* [Problem]:
Transcribe the entries that follow, word for word.

* [Records to use]:
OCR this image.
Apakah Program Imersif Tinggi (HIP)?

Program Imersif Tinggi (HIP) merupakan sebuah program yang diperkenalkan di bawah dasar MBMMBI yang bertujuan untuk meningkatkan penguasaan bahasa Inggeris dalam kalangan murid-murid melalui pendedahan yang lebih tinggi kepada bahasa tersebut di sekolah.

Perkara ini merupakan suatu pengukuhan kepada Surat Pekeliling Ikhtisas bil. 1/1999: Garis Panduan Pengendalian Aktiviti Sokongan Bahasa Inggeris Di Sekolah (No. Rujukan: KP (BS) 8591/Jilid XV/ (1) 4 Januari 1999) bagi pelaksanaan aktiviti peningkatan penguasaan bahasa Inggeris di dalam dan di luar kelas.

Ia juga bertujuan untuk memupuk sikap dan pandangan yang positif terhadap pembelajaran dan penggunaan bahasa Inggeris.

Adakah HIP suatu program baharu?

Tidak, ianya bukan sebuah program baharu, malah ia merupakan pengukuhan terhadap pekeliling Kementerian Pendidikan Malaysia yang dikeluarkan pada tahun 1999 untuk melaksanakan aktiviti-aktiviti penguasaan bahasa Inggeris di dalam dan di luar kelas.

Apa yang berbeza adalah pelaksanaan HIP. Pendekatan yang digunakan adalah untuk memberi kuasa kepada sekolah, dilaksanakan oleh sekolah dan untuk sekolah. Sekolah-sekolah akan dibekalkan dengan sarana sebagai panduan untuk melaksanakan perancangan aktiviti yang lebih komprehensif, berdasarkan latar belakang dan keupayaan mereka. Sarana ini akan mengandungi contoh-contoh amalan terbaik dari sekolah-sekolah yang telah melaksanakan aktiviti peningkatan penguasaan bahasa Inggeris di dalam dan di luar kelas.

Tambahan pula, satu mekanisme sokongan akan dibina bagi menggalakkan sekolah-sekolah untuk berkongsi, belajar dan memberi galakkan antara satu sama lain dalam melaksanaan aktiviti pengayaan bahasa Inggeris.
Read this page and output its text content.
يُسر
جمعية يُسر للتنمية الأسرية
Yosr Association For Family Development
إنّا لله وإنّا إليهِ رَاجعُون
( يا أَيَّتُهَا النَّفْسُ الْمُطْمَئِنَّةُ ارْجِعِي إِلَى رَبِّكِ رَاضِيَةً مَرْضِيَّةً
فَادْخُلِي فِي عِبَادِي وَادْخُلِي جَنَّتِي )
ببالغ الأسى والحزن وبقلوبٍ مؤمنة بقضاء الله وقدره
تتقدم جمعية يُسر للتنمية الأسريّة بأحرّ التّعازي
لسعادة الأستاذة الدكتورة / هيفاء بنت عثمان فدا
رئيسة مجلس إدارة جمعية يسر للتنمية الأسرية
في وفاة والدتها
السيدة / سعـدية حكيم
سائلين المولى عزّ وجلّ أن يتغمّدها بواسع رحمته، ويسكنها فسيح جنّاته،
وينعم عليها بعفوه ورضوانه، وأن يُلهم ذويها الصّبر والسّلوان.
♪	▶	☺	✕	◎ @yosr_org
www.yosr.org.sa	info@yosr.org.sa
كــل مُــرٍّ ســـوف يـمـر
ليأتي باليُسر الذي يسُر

* [Task result]:
OCR this image.
Apakah Program Imersif Tinggi (HIP)?

Program Imersif Tinggi (HIP) merupakan sebuah program yang diperkenalkan di bawah dasar MBMMBI yang bertujuan untuk meningkatkan penguasaan bahasa Inggeris dalam kalangan murid-murid melalui pendedahan yang lebih tinggi kepada bahasa tersebut di sekolah.

Perkara ini merupakan suatu pengukuhan kepada Surat Pekeliling Ikhtisas bil. 1/1999: Garis Panduan Pengendalian Aktiviti Sokongan Bahasa Inggeris Di Sekolah (No. Rujukan: KP (BS) 8591/Jilid XV/ (1) 4 Januari 1999) bagi pelaksanaan aktiviti peningkatan penguasaan bahasa Inggeris di dalam dan di luar kelas.

Ia juga bertujuan untuk memupuk sikap dan pandangan yang positif terhadap pembelajaran dan penggunaan bahasa Inggeris.

Adakah HIP suatu program baharu?

Tidak, ianya bukan sebuah program baharu, malah ia merupakan pengukuhan terhadap pekeliling Kementerian Pendidikan Malaysia yang dikeluarkan pada tahun 1999 untuk melaksanakan aktiviti-aktiviti penguasaan bahasa Inggeris di dalam dan di luar kelas.

Apa yang berbeza adalah pelaksanaan HIP. Pendekatan yang digunakan adalah untuk memberi kuasa kepada sekolah, dilaksanakan oleh sekolah dan untuk sekolah. Sekolah-sekolah akan dibekalkan dengan sarana sebagai panduan untuk melaksanakan perancangan aktiviti yang lebih komprehensif, berdasarkan latar belakang dan keupayaan mereka. Sarana ini akan mengandungi contoh-contoh amalan terbaik dari sekolah-sekolah yang telah melaksanakan aktiviti peningkatan penguasaan bahasa Inggeris di dalam dan di luar kelas.

Tambahan pula, satu mekanisme sokongan akan dibina bagi menggalakkan sekolah-sekolah untuk berkongsi, belajar dan memberi galakkan antara satu sama lain dalam melaksanaan aktiviti pengayaan bahasa Inggeris.
Read this page and output its text content.
يُسر
جمعية يُسر للتنمية الأسرية
Yosr Association For Family Development
إنّا لله وإنّا إليهِ رَاجعُون
( يا أَيَّتُهَا النَّفْسُ الْمُطْمَئِنَّةُ ارْجِعِي إِلَى رَبِّكِ رَاضِيَةً مَرْضِيَّةً
فَادْخُلِي فِي عِبَادِي وَادْخُلِي جَنَّتِي )
ببالغ الأسى والحزن وبقلوبٍ مؤمنة بقضاء الله وقدره
تتقدم جمعية يُسر للتنمية الأسريّة بأحرّ التّعازي
لسعادة الأستاذة الدكتورة / هيفاء بنت عثمان فدا
رئيسة مجلس إدارة جمعية يسر للتنمية الأسرية
في وفاة والدتها
السيدة / سعـدية حكيم
سائلين المولى عزّ وجلّ أن يتغمّدها بواسع رحمته، ويسكنها فسيح جنّاته،
وينعم عليها بعفوه ورضوانه، وأن يُلهم ذويها الصّبر والسّلوان.
♪	▶	☺	✕	◎ @yosr_org
www.yosr.org.sa	info@yosr.org.sa
كــل مُــرٍّ ســـوف يـمـر
ليأتي باليُسر الذي يسُر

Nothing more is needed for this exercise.